[START DATASET CONTENT]
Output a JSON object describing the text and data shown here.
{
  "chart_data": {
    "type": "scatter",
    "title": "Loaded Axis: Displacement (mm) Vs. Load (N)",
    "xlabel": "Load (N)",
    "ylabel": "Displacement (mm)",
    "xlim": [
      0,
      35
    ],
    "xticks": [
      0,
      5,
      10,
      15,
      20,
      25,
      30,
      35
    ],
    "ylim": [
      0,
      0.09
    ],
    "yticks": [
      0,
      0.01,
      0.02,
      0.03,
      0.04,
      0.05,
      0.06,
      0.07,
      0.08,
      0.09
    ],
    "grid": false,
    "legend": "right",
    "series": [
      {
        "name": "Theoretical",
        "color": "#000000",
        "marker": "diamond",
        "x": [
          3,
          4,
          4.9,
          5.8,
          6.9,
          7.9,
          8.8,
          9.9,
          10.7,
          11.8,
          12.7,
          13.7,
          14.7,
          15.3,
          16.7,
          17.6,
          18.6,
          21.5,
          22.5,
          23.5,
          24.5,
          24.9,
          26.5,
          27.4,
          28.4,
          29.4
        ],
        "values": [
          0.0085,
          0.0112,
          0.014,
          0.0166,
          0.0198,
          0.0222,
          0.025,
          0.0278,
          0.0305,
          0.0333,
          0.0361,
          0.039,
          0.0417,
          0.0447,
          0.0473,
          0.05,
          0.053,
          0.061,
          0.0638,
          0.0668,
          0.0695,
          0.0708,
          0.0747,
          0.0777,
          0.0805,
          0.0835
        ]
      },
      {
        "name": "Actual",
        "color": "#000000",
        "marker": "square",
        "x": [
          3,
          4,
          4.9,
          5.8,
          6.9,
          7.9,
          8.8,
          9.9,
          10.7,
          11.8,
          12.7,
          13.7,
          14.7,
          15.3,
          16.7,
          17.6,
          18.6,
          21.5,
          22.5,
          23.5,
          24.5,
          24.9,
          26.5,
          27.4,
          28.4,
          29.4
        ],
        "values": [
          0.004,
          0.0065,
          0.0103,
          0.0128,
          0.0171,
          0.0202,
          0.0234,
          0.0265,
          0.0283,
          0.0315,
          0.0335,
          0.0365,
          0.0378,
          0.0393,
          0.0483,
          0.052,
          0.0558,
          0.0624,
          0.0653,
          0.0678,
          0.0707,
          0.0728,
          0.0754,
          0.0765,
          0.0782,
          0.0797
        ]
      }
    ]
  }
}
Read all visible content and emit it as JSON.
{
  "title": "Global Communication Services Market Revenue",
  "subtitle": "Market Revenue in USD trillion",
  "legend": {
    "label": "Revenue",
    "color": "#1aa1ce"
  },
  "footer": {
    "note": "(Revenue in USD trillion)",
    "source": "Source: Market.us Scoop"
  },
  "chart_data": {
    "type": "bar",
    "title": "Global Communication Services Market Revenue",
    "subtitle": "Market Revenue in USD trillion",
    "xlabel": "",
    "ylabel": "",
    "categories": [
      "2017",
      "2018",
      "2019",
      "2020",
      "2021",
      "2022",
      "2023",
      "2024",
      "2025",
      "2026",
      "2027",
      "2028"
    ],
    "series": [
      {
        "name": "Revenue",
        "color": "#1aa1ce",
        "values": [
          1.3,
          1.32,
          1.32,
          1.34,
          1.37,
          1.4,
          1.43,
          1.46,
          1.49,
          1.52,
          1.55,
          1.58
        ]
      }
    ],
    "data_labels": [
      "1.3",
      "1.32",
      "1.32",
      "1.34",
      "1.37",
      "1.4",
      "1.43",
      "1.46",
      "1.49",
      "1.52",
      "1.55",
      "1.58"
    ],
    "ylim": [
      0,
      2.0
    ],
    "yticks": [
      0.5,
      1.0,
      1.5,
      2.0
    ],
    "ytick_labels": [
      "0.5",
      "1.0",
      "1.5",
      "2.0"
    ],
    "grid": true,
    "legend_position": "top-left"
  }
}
[END DATASET CONTENT]
WHAT YOU NEED TO DO:
Take every line containing the word "subtitle" and copy it.

EXERCISE RESULT:
  "subtitle": "Market Revenue in USD trillion",
    "subtitle": "Market Revenue in USD trillion",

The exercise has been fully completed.